Identify and copy all lines of the material where the string "Precipitation" is found.

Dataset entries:
__________________________________________________

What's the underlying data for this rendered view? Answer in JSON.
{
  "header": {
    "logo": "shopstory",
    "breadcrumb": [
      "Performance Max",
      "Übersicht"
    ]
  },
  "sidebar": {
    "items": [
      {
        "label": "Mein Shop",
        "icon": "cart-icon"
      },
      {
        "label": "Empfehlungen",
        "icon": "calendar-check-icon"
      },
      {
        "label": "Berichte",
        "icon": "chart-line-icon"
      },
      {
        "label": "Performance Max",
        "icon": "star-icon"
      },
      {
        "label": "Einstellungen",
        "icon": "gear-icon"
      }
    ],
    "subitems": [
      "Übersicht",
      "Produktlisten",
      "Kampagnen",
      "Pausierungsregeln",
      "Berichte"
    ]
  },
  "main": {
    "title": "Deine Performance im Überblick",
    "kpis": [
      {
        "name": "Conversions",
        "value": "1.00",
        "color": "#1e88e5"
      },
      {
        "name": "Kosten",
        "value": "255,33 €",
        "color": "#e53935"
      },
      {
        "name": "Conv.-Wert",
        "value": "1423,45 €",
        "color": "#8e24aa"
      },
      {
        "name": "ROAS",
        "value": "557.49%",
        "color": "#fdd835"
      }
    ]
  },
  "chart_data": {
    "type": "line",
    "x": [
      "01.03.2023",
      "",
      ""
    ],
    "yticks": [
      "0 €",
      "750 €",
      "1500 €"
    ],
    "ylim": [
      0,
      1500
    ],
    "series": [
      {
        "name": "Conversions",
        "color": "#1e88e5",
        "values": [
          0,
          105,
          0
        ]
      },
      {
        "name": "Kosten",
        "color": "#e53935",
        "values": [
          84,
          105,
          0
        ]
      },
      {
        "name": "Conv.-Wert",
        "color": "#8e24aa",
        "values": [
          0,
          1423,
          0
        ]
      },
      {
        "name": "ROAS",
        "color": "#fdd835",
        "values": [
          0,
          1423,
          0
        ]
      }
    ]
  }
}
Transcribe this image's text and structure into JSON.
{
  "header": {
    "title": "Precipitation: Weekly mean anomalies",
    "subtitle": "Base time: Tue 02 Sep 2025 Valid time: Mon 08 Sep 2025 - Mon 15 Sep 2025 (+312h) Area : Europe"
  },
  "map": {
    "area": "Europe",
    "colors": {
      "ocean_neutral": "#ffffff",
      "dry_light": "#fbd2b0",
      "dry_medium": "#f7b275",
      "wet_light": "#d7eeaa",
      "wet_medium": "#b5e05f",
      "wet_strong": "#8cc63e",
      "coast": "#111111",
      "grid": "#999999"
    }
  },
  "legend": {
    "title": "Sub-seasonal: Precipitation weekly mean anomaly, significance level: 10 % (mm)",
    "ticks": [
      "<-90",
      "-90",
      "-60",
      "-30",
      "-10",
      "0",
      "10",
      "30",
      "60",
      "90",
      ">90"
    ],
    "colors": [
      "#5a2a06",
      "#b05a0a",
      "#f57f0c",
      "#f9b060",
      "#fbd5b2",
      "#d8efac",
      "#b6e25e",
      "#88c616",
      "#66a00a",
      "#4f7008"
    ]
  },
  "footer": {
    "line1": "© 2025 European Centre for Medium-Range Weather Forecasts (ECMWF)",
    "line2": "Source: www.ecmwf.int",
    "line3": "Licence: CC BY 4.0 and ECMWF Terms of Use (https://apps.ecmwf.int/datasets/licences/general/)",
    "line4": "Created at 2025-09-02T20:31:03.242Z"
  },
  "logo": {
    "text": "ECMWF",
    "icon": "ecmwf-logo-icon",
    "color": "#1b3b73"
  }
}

__________________________________________________

== Written reply ==
    "title": "Precipitation: Weekly mean anomalies",
    "title": "Sub-seasonal: Precipitation weekly mean anomaly, significance level: 10 % (mm)",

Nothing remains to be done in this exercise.